DATASET ENTRIES:
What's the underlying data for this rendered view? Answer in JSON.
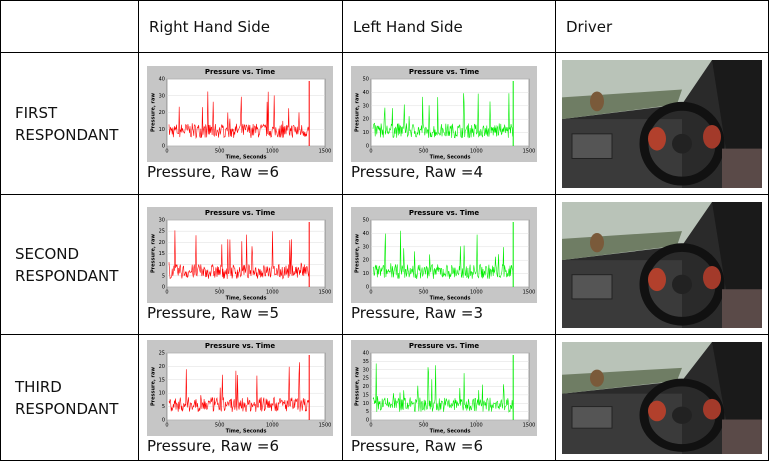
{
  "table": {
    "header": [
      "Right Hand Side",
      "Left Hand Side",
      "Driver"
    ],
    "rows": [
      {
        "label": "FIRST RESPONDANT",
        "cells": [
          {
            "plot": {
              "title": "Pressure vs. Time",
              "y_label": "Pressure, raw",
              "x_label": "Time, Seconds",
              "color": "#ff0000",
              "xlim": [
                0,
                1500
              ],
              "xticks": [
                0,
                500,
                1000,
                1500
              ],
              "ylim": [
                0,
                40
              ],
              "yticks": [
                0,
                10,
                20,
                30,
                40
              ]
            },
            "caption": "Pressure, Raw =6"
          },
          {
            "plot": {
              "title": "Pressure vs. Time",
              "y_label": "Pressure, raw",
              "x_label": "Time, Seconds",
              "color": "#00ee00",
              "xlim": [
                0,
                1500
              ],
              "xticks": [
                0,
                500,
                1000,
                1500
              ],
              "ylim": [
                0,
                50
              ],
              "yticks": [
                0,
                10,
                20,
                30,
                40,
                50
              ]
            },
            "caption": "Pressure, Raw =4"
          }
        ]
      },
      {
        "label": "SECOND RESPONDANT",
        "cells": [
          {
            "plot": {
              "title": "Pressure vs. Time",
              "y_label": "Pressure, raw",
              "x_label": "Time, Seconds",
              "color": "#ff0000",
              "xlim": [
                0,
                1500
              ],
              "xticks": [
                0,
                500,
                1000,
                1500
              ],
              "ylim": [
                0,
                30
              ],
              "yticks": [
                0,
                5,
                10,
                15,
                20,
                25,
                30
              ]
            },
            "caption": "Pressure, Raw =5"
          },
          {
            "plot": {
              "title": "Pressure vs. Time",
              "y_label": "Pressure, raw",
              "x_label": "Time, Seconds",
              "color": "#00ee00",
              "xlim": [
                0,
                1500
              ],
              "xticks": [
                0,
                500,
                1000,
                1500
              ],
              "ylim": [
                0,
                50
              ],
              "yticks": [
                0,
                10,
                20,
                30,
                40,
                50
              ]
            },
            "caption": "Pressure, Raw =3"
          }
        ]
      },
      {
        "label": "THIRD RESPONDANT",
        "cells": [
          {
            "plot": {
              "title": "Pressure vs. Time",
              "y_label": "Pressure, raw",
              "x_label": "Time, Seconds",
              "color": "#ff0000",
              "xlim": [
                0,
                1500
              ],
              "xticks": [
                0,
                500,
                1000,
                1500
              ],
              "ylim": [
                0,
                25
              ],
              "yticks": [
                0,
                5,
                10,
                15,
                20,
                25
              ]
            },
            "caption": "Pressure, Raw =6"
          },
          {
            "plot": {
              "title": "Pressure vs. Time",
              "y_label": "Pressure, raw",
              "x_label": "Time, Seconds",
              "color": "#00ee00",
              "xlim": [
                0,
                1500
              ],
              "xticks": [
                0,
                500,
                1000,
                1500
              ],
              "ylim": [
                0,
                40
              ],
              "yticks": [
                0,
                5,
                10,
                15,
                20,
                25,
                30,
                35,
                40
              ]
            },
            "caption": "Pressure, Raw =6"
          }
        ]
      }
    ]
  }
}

...

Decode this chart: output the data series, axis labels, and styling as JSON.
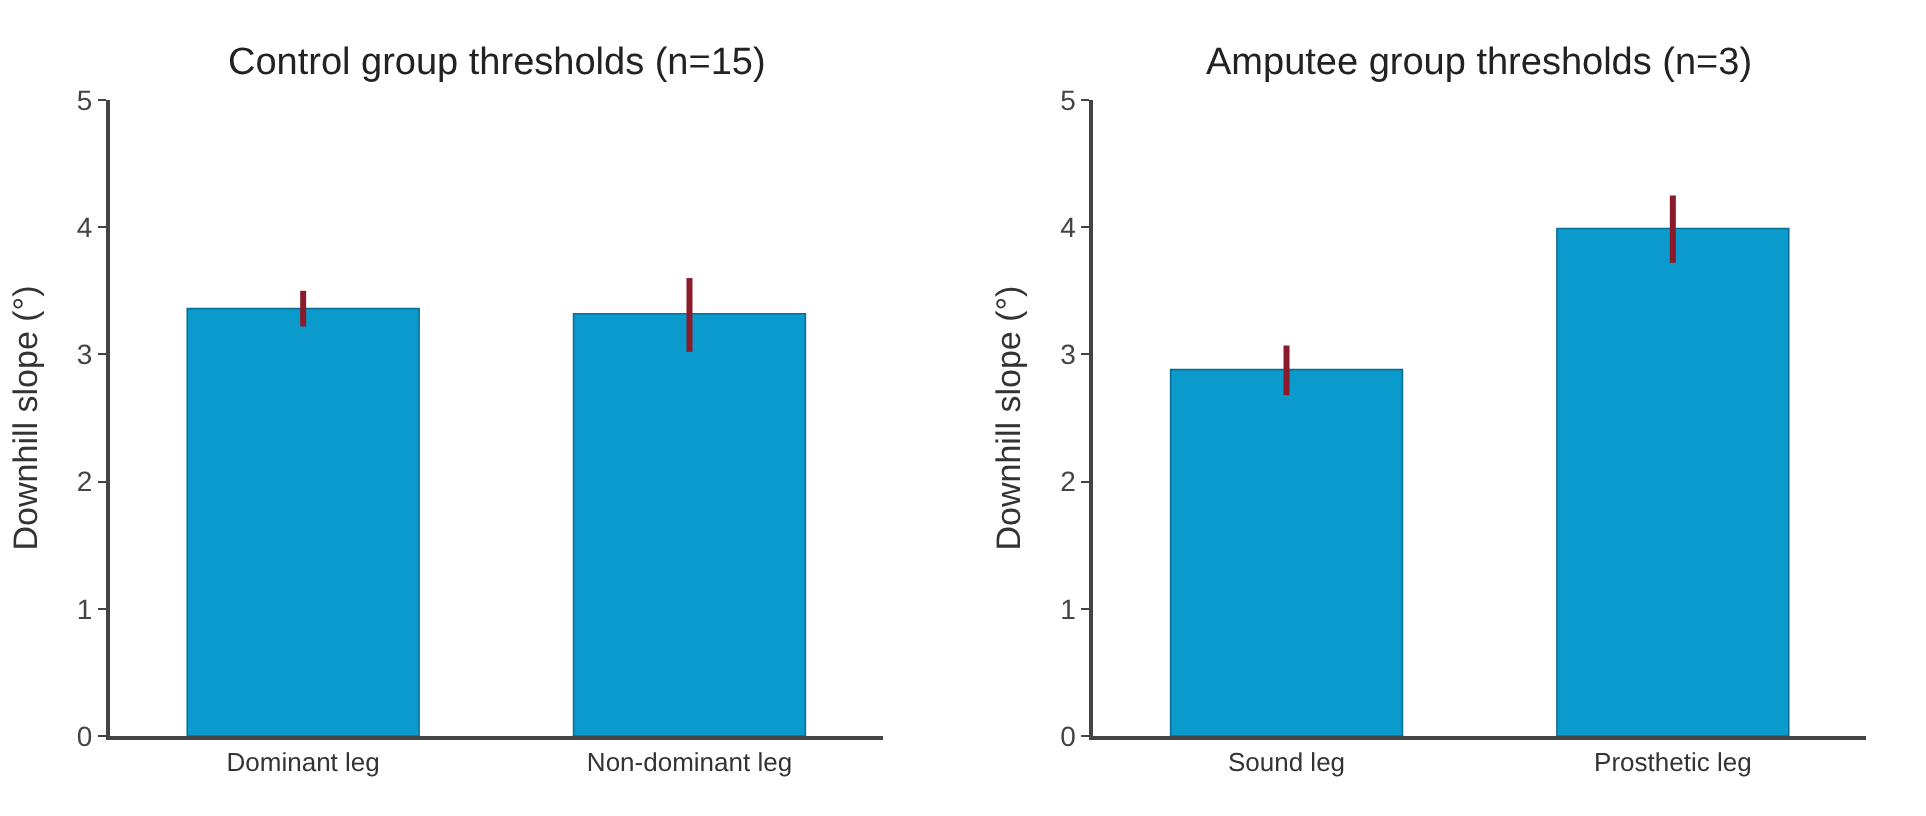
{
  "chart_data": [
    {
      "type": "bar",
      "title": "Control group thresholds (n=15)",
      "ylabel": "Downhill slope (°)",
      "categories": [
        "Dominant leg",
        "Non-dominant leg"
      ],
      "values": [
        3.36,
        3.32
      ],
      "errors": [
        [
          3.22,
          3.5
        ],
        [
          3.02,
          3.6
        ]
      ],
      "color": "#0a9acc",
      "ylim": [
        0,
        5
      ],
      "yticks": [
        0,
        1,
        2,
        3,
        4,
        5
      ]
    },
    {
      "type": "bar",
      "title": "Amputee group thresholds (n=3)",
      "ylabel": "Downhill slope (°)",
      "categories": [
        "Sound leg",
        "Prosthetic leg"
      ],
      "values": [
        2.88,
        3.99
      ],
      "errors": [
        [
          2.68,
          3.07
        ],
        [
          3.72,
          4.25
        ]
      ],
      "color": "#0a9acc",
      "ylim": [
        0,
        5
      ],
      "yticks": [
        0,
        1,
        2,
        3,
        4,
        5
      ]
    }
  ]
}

STATED PROBLEM: Of all the lines in the data above, state how many include "group". Say only the number.

TASK SOLUTION: 2